> **Task to carry out**: Print all of the lines exactly. Any picture among them stays out.

> **Rows**:
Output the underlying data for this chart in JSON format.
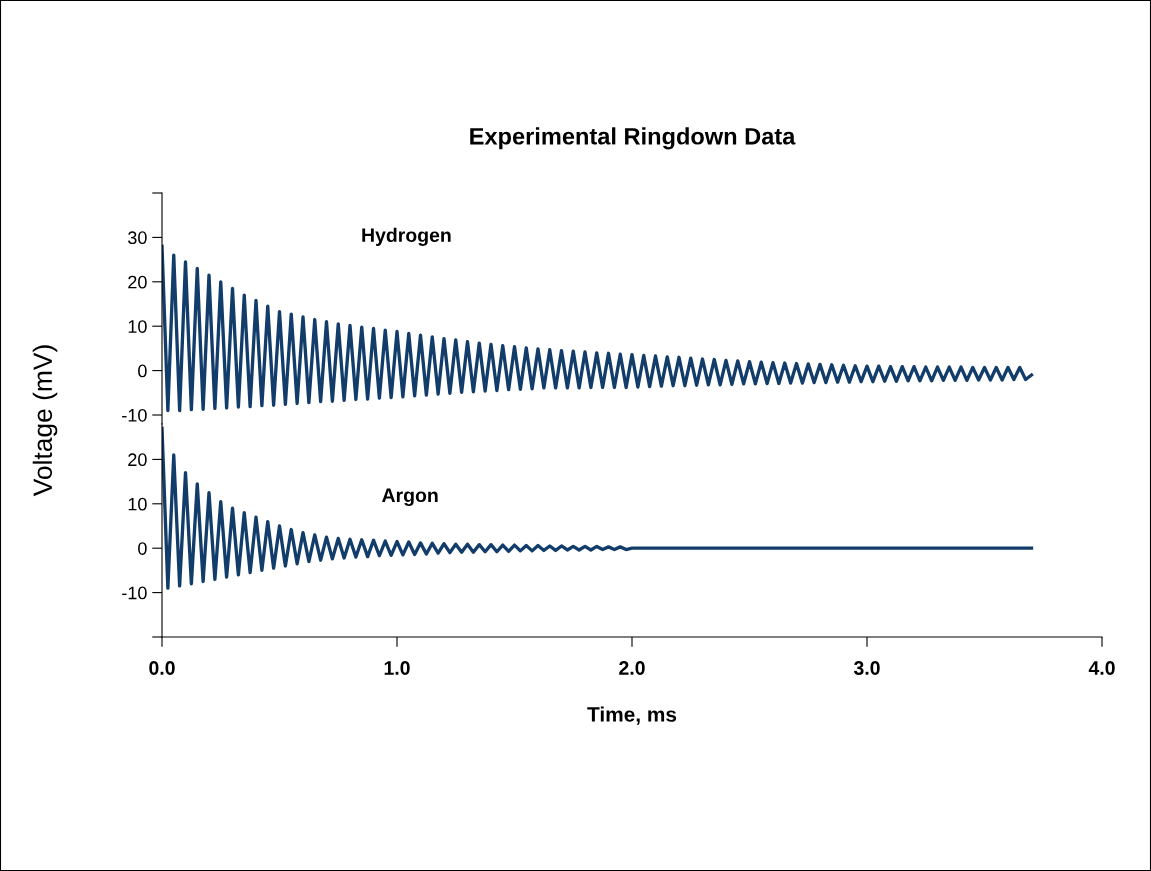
{
  "chart_data": [
    {
      "type": "line",
      "title": "Experimental Ringdown Data",
      "ylabel": "Voltage (mV)",
      "tick_labels": "y",
      "grid": false,
      "legend": false,
      "xlim": [
        0,
        4
      ],
      "ylim": [
        -12,
        40
      ],
      "yticks": [
        {
          "value": 40,
          "label": null
        },
        30,
        20,
        10,
        0,
        -10
      ],
      "series": [
        {
          "name": "Hydrogen",
          "color": "#123d6a",
          "x": [
            0,
            0.025,
            0.05,
            0.075,
            0.1,
            0.125,
            0.15,
            0.175,
            0.2,
            0.225,
            0.25,
            0.275,
            0.3,
            0.325,
            0.35,
            0.375,
            0.4,
            0.425,
            0.45,
            0.475,
            0.5,
            0.525,
            0.55,
            0.575,
            0.6,
            0.625,
            0.65,
            0.675,
            0.7,
            0.725,
            0.75,
            0.775,
            0.8,
            0.825,
            0.85,
            0.875,
            0.9,
            0.925,
            0.95,
            0.975,
            1.0,
            1.025,
            1.05,
            1.075,
            1.1,
            1.125,
            1.15,
            1.175,
            1.2,
            1.225,
            1.25,
            1.275,
            1.3,
            1.325,
            1.35,
            1.375,
            1.4,
            1.425,
            1.45,
            1.475,
            1.5,
            1.525,
            1.55,
            1.575,
            1.6,
            1.625,
            1.65,
            1.675,
            1.7,
            1.725,
            1.75,
            1.775,
            1.8,
            1.825,
            1.85,
            1.875,
            1.9,
            1.925,
            1.95,
            1.975,
            2.0,
            2.025,
            2.05,
            2.075,
            2.1,
            2.125,
            2.15,
            2.175,
            2.2,
            2.225,
            2.25,
            2.275,
            2.3,
            2.325,
            2.35,
            2.375,
            2.4,
            2.425,
            2.45,
            2.475,
            2.5,
            2.525,
            2.55,
            2.575,
            2.6,
            2.625,
            2.65,
            2.675,
            2.7,
            2.725,
            2.75,
            2.775,
            2.8,
            2.825,
            2.85,
            2.875,
            2.9,
            2.925,
            2.95,
            2.975,
            3.0,
            3.025,
            3.05,
            3.075,
            3.1,
            3.125,
            3.15,
            3.175,
            3.2,
            3.225,
            3.25,
            3.275,
            3.3,
            3.325,
            3.35,
            3.375,
            3.4,
            3.425,
            3.45,
            3.475,
            3.5,
            3.525,
            3.55,
            3.575,
            3.6,
            3.625,
            3.65,
            3.675,
            3.7
          ],
          "values": [
            28,
            -9,
            26,
            -9,
            24.5,
            -8.8,
            23,
            -8.7,
            21.5,
            -8.5,
            20,
            -8.4,
            18.5,
            -8.2,
            17,
            -8.1,
            15.8,
            -7.9,
            14.5,
            -7.8,
            13.3,
            -7.6,
            12.7,
            -7.4,
            12.1,
            -7.2,
            11.5,
            -7,
            11,
            -6.9,
            10.5,
            -6.7,
            10.2,
            -6.5,
            9.8,
            -6.4,
            9.5,
            -6.2,
            9.1,
            -6.1,
            8.8,
            -5.9,
            8.4,
            -5.7,
            8,
            -5.5,
            7.6,
            -5.3,
            7.2,
            -5.1,
            6.9,
            -4.9,
            6.5,
            -4.8,
            6.2,
            -4.6,
            5.9,
            -4.5,
            5.6,
            -4.3,
            5.4,
            -4.2,
            5.1,
            -4.1,
            4.9,
            -3.9,
            4.7,
            -3.9,
            4.5,
            -3.9,
            4.4,
            -3.9,
            4.2,
            -3.8,
            4,
            -3.8,
            3.9,
            -3.8,
            3.7,
            -3.8,
            3.6,
            -3.7,
            3.4,
            -3.6,
            3.3,
            -3.5,
            3.1,
            -3.4,
            3,
            -3.4,
            2.8,
            -3.3,
            2.6,
            -3.2,
            2.5,
            -3.2,
            2.3,
            -3.1,
            2.2,
            -3,
            2,
            -3,
            1.9,
            -2.9,
            1.8,
            -2.9,
            1.7,
            -2.8,
            1.6,
            -2.8,
            1.5,
            -2.7,
            1.4,
            -2.7,
            1.3,
            -2.6,
            1.2,
            -2.6,
            1.1,
            -2.5,
            1,
            -2.5,
            1,
            -2.4,
            0.9,
            -2.4,
            0.9,
            -2.3,
            0.9,
            -2.3,
            0.8,
            -2.3,
            0.8,
            -2.2,
            0.8,
            -2.2,
            0.8,
            -2.2,
            0.7,
            -2.1,
            0.7,
            -2.1,
            0.7,
            -2.1,
            0.7,
            -2,
            0.7,
            -2,
            -1
          ]
        }
      ]
    },
    {
      "type": "line",
      "xlabel": "Time, ms",
      "grid": false,
      "legend": false,
      "xlim": [
        0,
        4
      ],
      "xticks": [
        {
          "value": 0,
          "label": "0.0"
        },
        {
          "value": 1,
          "label": "1.0"
        },
        {
          "value": 2,
          "label": "2.0"
        },
        {
          "value": 3,
          "label": "3.0"
        },
        {
          "value": 4,
          "label": "4.0"
        }
      ],
      "ylim": [
        -20,
        28
      ],
      "yticks": [
        20,
        10,
        0,
        -10,
        {
          "value": -20,
          "label": null
        }
      ],
      "series": [
        {
          "name": "Argon",
          "color": "#123d6a",
          "x": [
            0,
            0.025,
            0.05,
            0.075,
            0.1,
            0.125,
            0.15,
            0.175,
            0.2,
            0.225,
            0.25,
            0.275,
            0.3,
            0.325,
            0.35,
            0.375,
            0.4,
            0.425,
            0.45,
            0.475,
            0.5,
            0.525,
            0.55,
            0.575,
            0.6,
            0.625,
            0.65,
            0.675,
            0.7,
            0.725,
            0.75,
            0.775,
            0.8,
            0.825,
            0.85,
            0.875,
            0.9,
            0.925,
            0.95,
            0.975,
            1.0,
            1.025,
            1.05,
            1.075,
            1.1,
            1.125,
            1.15,
            1.175,
            1.2,
            1.225,
            1.25,
            1.275,
            1.3,
            1.325,
            1.35,
            1.375,
            1.4,
            1.425,
            1.45,
            1.475,
            1.5,
            1.525,
            1.55,
            1.575,
            1.6,
            1.625,
            1.65,
            1.675,
            1.7,
            1.725,
            1.75,
            1.775,
            1.8,
            1.825,
            1.85,
            1.875,
            1.9,
            1.925,
            1.95,
            1.975,
            2.0,
            3.7
          ],
          "values": [
            27,
            -9,
            21,
            -8.5,
            17,
            -8,
            14.5,
            -7.5,
            12.5,
            -7,
            10.5,
            -6.5,
            9,
            -6,
            8,
            -5.5,
            7,
            -5,
            6,
            -4.5,
            5,
            -4,
            4.2,
            -3.5,
            3.5,
            -3,
            3,
            -2.7,
            2.5,
            -2.4,
            2.2,
            -2.2,
            2,
            -2,
            1.9,
            -1.9,
            1.8,
            -1.7,
            1.6,
            -1.6,
            1.5,
            -1.5,
            1.4,
            -1.4,
            1.2,
            -1.3,
            1.1,
            -1.1,
            1,
            -1,
            0.9,
            -0.9,
            0.9,
            -0.9,
            0.8,
            -0.8,
            0.8,
            -0.8,
            0.7,
            -0.7,
            0.7,
            -0.6,
            0.6,
            -0.6,
            0.6,
            -0.5,
            0.5,
            -0.5,
            0.5,
            -0.4,
            0.4,
            -0.4,
            0.4,
            -0.4,
            0.4,
            -0.3,
            0.3,
            -0.3,
            0.3,
            -0.3,
            0,
            0
          ]
        }
      ]
    }
  ]
}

> **Exercise solution**:
Output the underlying data for this chart in JSON format.
{
  "chart_data": [
    {
      "type": "line",
      "title": "Experimental Ringdown Data",
      "ylabel": "Voltage (mV)",
      "tick_labels": "y",
      "grid": false,
      "legend": false,
      "xlim": [
        0,
        4
      ],
      "ylim": [
        -12,
        40
      ],
      "yticks": [
        {
          "value": 40,
          "label": null
        },
        30,
        20,
        10,
        0,
        -10
      ],
      "series": [
        {
          "name": "Hydrogen",
          "color": "#123d6a",
          "x": [
            0,
            0.025,
            0.05,
            0.075,
            0.1,
            0.125,
            0.15,
            0.175,
            0.2,
            0.225,
            0.25,
            0.275,
            0.3,
            0.325,
            0.35,
            0.375,
            0.4,
            0.425,
            0.45,
            0.475,
            0.5,
            0.525,
            0.55,
            0.575,
            0.6,
            0.625,
            0.65,
            0.675,
            0.7,
            0.725,
            0.75,
            0.775,
            0.8,
            0.825,
            0.85,
            0.875,
            0.9,
            0.925,
            0.95,
            0.975,
            1.0,
            1.025,
            1.05,
            1.075,
            1.1,
            1.125,
            1.15,
            1.175,
            1.2,
            1.225,
            1.25,
            1.275,
            1.3,
            1.325,
            1.35,
            1.375,
            1.4,
            1.425,
            1.45,
            1.475,
            1.5,
            1.525,
            1.55,
            1.575,
            1.6,
            1.625,
            1.65,
            1.675,
            1.7,
            1.725,
            1.75,
            1.775,
            1.8,
            1.825,
            1.85,
            1.875,
            1.9,
            1.925,
            1.95,
            1.975,
            2.0,
            2.025,
            2.05,
            2.075,
            2.1,
            2.125,
            2.15,
            2.175,
            2.2,
            2.225,
            2.25,
            2.275,
            2.3,
            2.325,
            2.35,
            2.375,
            2.4,
            2.425,
            2.45,
            2.475,
            2.5,
            2.525,
            2.55,
            2.575,
            2.6,
            2.625,
            2.65,
            2.675,
            2.7,
            2.725,
            2.75,
            2.775,
            2.8,
            2.825,
            2.85,
            2.875,
            2.9,
            2.925,
            2.95,
            2.975,
            3.0,
            3.025,
            3.05,
            3.075,
            3.1,
            3.125,
            3.15,
            3.175,
            3.2,
            3.225,
            3.25,
            3.275,
            3.3,
            3.325,
            3.35,
            3.375,
            3.4,
            3.425,
            3.45,
            3.475,
            3.5,
            3.525,
            3.55,
            3.575,
            3.6,
            3.625,
            3.65,
            3.675,
            3.7
          ],
          "values": [
            28,
            -9,
            26,
            -9,
            24.5,
            -8.8,
            23,
            -8.7,
            21.5,
            -8.5,
            20,
            -8.4,
            18.5,
            -8.2,
            17,
            -8.1,
            15.8,
            -7.9,
            14.5,
            -7.8,
            13.3,
            -7.6,
            12.7,
            -7.4,
            12.1,
            -7.2,
            11.5,
            -7,
            11,
            -6.9,
            10.5,
            -6.7,
            10.2,
            -6.5,
            9.8,
            -6.4,
            9.5,
            -6.2,
            9.1,
            -6.1,
            8.8,
            -5.9,
            8.4,
            -5.7,
            8,
            -5.5,
            7.6,
            -5.3,
            7.2,
            -5.1,
            6.9,
            -4.9,
            6.5,
            -4.8,
            6.2,
            -4.6,
            5.9,
            -4.5,
            5.6,
            -4.3,
            5.4,
            -4.2,
            5.1,
            -4.1,
            4.9,
            -3.9,
            4.7,
            -3.9,
            4.5,
            -3.9,
            4.4,
            -3.9,
            4.2,
            -3.8,
            4,
            -3.8,
            3.9,
            -3.8,
            3.7,
            -3.8,
            3.6,
            -3.7,
            3.4,
            -3.6,
            3.3,
            -3.5,
            3.1,
            -3.4,
            3,
            -3.4,
            2.8,
            -3.3,
            2.6,
            -3.2,
            2.5,
            -3.2,
            2.3,
            -3.1,
            2.2,
            -3,
            2,
            -3,
            1.9,
            -2.9,
            1.8,
            -2.9,
            1.7,
            -2.8,
            1.6,
            -2.8,
            1.5,
            -2.7,
            1.4,
            -2.7,
            1.3,
            -2.6,
            1.2,
            -2.6,
            1.1,
            -2.5,
            1,
            -2.5,
            1,
            -2.4,
            0.9,
            -2.4,
            0.9,
            -2.3,
            0.9,
            -2.3,
            0.8,
            -2.3,
            0.8,
            -2.2,
            0.8,
            -2.2,
            0.8,
            -2.2,
            0.7,
            -2.1,
            0.7,
            -2.1,
            0.7,
            -2.1,
            0.7,
            -2,
            0.7,
            -2,
            -1
          ]
        }
      ]
    },
    {
      "type": "line",
      "xlabel": "Time, ms",
      "grid": false,
      "legend": false,
      "xlim": [
        0,
        4
      ],
      "xticks": [
        {
          "value": 0,
          "label": "0.0"
        },
        {
          "value": 1,
          "label": "1.0"
        },
        {
          "value": 2,
          "label": "2.0"
        },
        {
          "value": 3,
          "label": "3.0"
        },
        {
          "value": 4,
          "label": "4.0"
        }
      ],
      "ylim": [
        -20,
        28
      ],
      "yticks": [
        20,
        10,
        0,
        -10,
        {
          "value": -20,
          "label": null
        }
      ],
      "series": [
        {
          "name": "Argon",
          "color": "#123d6a",
          "x": [
            0,
            0.025,
            0.05,
            0.075,
            0.1,
            0.125,
            0.15,
            0.175,
            0.2,
            0.225,
            0.25,
            0.275,
            0.3,
            0.325,
            0.35,
            0.375,
            0.4,
            0.425,
            0.45,
            0.475,
            0.5,
            0.525,
            0.55,
            0.575,
            0.6,
            0.625,
            0.65,
            0.675,
            0.7,
            0.725,
            0.75,
            0.775,
            0.8,
            0.825,
            0.85,
            0.875,
            0.9,
            0.925,
            0.95,
            0.975,
            1.0,
            1.025,
            1.05,
            1.075,
            1.1,
            1.125,
            1.15,
            1.175,
            1.2,
            1.225,
            1.25,
            1.275,
            1.3,
            1.325,
            1.35,
            1.375,
            1.4,
            1.425,
            1.45,
            1.475,
            1.5,
            1.525,
            1.55,
            1.575,
            1.6,
            1.625,
            1.65,
            1.675,
            1.7,
            1.725,
            1.75,
            1.775,
            1.8,
            1.825,
            1.85,
            1.875,
            1.9,
            1.925,
            1.95,
            1.975,
            2.0,
            3.7
          ],
          "values": [
            27,
            -9,
            21,
            -8.5,
            17,
            -8,
            14.5,
            -7.5,
            12.5,
            -7,
            10.5,
            -6.5,
            9,
            -6,
            8,
            -5.5,
            7,
            -5,
            6,
            -4.5,
            5,
            -4,
            4.2,
            -3.5,
            3.5,
            -3,
            3,
            -2.7,
            2.5,
            -2.4,
            2.2,
            -2.2,
            2,
            -2,
            1.9,
            -1.9,
            1.8,
            -1.7,
            1.6,
            -1.6,
            1.5,
            -1.5,
            1.4,
            -1.4,
            1.2,
            -1.3,
            1.1,
            -1.1,
            1,
            -1,
            0.9,
            -0.9,
            0.9,
            -0.9,
            0.8,
            -0.8,
            0.8,
            -0.8,
            0.7,
            -0.7,
            0.7,
            -0.6,
            0.6,
            -0.6,
            0.6,
            -0.5,
            0.5,
            -0.5,
            0.5,
            -0.4,
            0.4,
            -0.4,
            0.4,
            -0.4,
            0.4,
            -0.3,
            0.3,
            -0.3,
            0.3,
            -0.3,
            0,
            0
          ]
        }
      ]
    }
  ]
}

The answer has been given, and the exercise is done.